Wherever the word "arrow" appears in a line, copy that line.

### Data excerpts
++++++

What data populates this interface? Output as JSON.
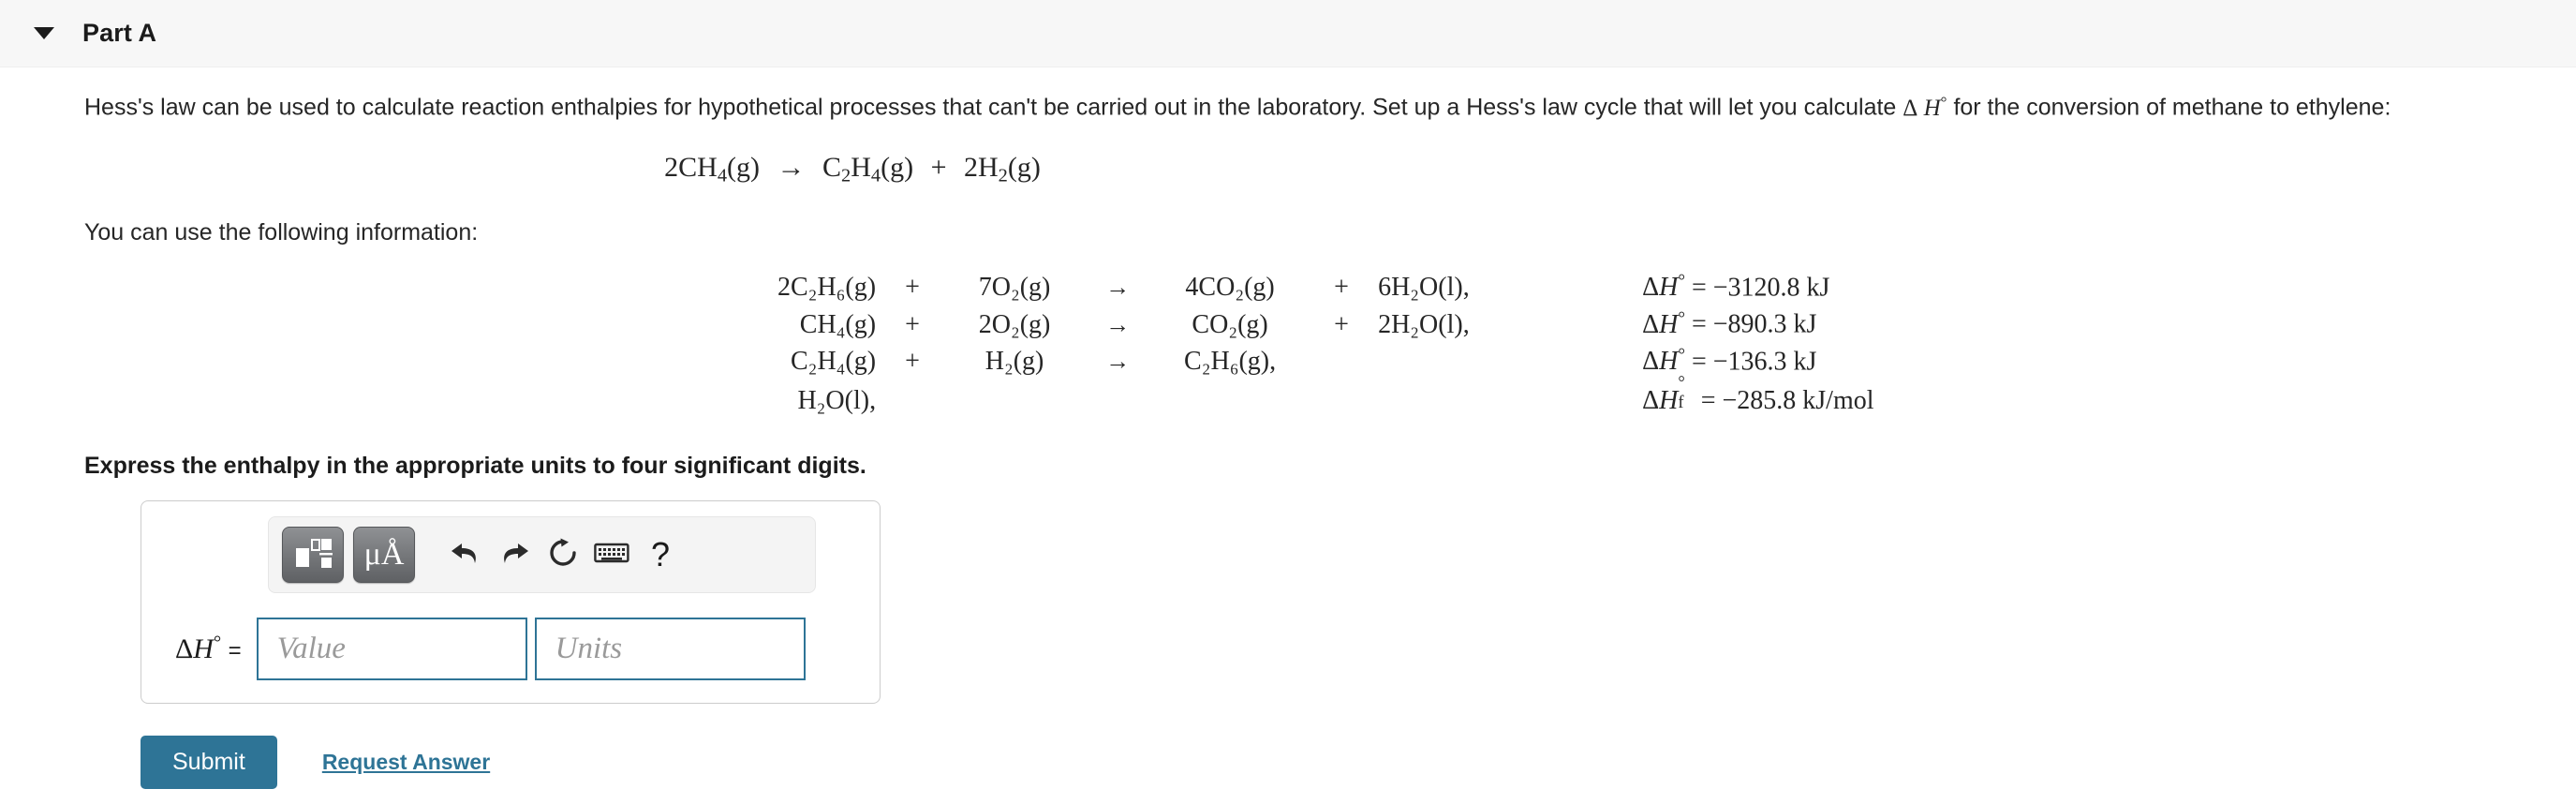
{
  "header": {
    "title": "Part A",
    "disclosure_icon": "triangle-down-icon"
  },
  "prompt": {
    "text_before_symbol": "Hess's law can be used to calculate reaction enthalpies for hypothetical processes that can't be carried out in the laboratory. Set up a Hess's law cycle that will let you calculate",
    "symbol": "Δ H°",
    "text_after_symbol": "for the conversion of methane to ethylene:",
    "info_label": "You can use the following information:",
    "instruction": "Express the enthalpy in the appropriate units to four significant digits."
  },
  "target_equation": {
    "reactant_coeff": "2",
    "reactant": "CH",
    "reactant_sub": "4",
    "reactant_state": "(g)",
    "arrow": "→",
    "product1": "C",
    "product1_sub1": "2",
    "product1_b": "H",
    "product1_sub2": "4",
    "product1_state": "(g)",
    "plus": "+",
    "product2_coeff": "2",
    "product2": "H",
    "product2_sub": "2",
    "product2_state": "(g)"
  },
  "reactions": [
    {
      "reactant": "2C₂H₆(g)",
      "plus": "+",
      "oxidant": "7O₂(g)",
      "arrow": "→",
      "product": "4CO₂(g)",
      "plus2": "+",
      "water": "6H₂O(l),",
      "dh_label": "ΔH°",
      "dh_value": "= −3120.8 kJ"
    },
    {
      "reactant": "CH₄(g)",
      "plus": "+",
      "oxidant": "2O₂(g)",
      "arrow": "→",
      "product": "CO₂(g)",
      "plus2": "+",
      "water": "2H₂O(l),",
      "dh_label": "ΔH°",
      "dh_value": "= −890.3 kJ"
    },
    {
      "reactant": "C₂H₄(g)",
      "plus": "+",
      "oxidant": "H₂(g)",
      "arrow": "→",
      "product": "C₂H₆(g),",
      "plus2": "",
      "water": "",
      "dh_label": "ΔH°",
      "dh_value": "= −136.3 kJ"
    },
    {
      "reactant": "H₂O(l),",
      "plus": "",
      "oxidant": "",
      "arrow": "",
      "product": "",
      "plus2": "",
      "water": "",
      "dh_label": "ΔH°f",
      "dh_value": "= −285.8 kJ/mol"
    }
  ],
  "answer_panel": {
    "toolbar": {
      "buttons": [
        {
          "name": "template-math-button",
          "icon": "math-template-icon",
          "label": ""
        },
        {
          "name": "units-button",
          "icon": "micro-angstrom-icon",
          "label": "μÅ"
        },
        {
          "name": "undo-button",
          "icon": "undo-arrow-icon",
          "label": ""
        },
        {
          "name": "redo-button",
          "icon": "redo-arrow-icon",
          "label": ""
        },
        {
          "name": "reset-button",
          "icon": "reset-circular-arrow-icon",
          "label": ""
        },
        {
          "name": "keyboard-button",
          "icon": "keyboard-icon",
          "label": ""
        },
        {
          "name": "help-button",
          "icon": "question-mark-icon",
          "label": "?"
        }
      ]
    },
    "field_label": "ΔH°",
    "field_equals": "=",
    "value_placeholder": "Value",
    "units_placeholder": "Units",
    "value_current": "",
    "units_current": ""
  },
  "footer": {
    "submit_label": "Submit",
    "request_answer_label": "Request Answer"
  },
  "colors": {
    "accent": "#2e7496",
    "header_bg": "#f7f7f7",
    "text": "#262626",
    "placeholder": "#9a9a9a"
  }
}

++++++

### Written answer
    "arrow": "→",
      "arrow": "→",
      "arrow": "→",
      "arrow": "→",
      "arrow": "",
          "icon": "undo-arrow-icon",
          "icon": "redo-arrow-icon",
          "icon": "reset-circular-arrow-icon",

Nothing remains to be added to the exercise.